Source records:
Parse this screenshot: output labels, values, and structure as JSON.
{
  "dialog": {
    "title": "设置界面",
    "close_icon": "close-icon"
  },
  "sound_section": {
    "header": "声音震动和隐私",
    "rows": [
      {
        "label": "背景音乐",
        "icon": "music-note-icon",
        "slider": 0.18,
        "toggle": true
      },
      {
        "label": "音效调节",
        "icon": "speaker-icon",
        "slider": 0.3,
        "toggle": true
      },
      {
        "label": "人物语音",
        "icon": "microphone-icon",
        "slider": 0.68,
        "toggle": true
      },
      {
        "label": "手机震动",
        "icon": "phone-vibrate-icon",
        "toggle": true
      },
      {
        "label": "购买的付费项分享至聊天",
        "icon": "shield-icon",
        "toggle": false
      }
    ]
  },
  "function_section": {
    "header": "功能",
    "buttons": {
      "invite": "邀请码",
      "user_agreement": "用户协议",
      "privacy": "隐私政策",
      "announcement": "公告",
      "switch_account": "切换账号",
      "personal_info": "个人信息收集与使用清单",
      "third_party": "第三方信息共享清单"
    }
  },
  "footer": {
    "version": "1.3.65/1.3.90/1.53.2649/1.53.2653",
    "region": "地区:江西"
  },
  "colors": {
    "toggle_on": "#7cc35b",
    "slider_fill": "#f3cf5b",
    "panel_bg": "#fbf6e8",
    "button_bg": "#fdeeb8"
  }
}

• _Given exercise_: Output the entries verbatim.

• _Task response_:
Parse this screenshot: output labels, values, and structure as JSON.
{
  "dialog": {
    "title": "设置界面",
    "close_icon": "close-icon"
  },
  "sound_section": {
    "header": "声音震动和隐私",
    "rows": [
      {
        "label": "背景音乐",
        "icon": "music-note-icon",
        "slider": 0.18,
        "toggle": true
      },
      {
        "label": "音效调节",
        "icon": "speaker-icon",
        "slider": 0.3,
        "toggle": true
      },
      {
        "label": "人物语音",
        "icon": "microphone-icon",
        "slider": 0.68,
        "toggle": true
      },
      {
        "label": "手机震动",
        "icon": "phone-vibrate-icon",
        "toggle": true
      },
      {
        "label": "购买的付费项分享至聊天",
        "icon": "shield-icon",
        "toggle": false
      }
    ]
  },
  "function_section": {
    "header": "功能",
    "buttons": {
      "invite": "邀请码",
      "user_agreement": "用户协议",
      "privacy": "隐私政策",
      "announcement": "公告",
      "switch_account": "切换账号",
      "personal_info": "个人信息收集与使用清单",
      "third_party": "第三方信息共享清单"
    }
  },
  "footer": {
    "version": "1.3.65/1.3.90/1.53.2649/1.53.2653",
    "region": "地区:江西"
  },
  "colors": {
    "toggle_on": "#7cc35b",
    "slider_fill": "#f3cf5b",
    "panel_bg": "#fbf6e8",
    "button_bg": "#fdeeb8"
  }
}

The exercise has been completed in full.